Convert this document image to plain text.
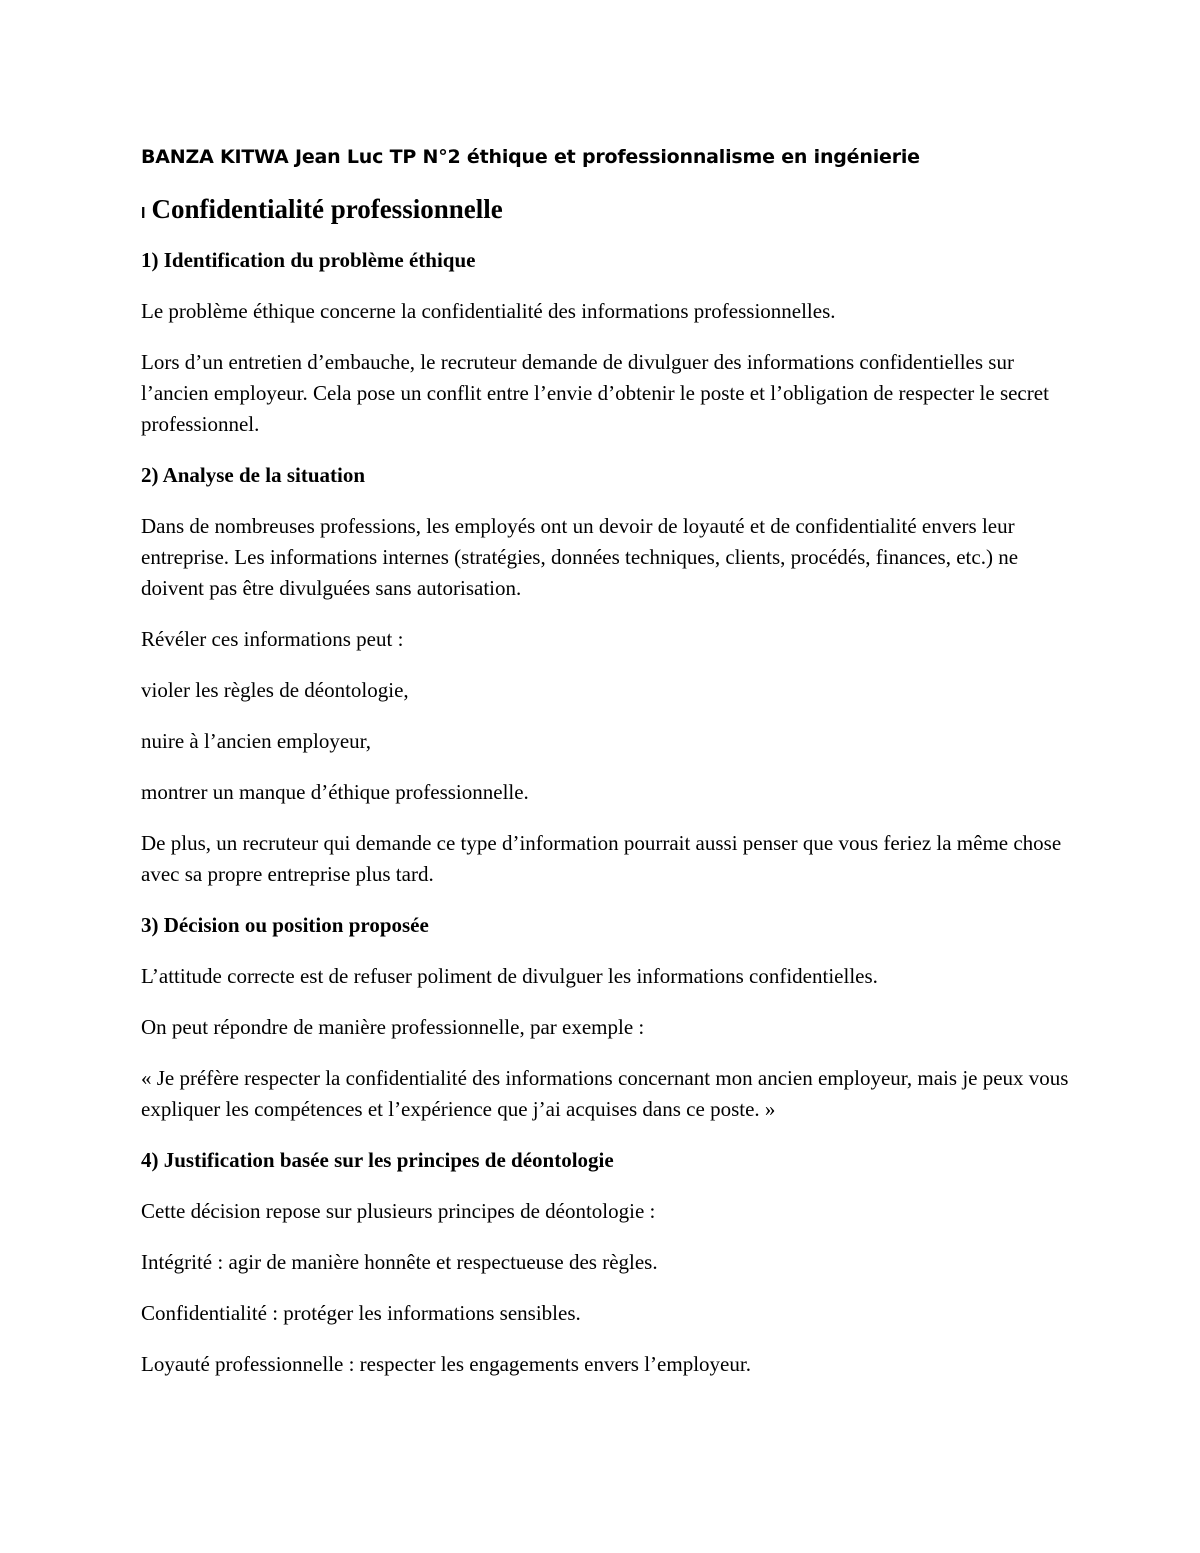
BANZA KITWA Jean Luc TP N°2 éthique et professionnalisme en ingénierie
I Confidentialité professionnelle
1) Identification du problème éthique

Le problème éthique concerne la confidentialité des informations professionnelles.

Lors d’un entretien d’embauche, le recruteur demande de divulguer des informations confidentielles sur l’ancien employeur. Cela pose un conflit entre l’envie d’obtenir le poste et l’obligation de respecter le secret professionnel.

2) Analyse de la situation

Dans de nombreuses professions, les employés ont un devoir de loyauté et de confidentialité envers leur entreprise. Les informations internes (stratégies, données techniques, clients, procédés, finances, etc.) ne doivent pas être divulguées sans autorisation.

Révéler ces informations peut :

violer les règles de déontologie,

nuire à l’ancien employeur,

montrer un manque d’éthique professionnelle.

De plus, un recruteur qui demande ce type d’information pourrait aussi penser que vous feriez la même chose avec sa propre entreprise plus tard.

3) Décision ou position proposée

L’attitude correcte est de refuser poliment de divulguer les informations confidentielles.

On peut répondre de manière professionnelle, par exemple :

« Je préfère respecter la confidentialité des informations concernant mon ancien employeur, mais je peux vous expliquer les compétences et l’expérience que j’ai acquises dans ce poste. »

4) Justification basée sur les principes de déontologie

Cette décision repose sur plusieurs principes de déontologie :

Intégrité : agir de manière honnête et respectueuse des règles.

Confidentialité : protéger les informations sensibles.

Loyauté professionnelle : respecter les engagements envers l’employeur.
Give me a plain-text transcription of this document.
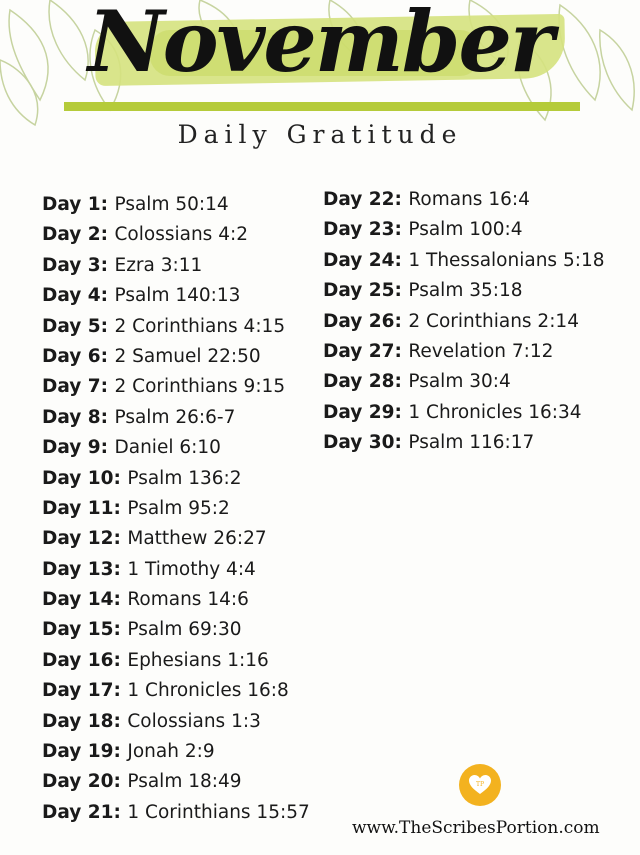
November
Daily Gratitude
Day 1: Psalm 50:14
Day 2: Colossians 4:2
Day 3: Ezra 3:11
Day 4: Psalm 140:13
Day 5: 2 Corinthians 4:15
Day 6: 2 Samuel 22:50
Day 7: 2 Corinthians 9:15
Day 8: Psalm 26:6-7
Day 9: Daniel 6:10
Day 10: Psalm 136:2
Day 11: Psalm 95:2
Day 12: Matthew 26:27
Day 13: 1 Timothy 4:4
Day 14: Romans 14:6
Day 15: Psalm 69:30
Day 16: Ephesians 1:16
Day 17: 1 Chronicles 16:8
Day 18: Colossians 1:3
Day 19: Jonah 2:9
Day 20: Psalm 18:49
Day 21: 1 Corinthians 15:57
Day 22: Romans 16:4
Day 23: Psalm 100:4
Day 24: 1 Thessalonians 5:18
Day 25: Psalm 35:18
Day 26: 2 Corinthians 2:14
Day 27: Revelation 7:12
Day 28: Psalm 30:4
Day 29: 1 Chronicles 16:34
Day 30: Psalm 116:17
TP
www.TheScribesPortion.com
________
Stated goal: Above are the records. Identify each line that contains the word "principes".

Task output:
4) Justification basée sur les principes de déontologie
Cette décision repose sur plusieurs principes de déontologie :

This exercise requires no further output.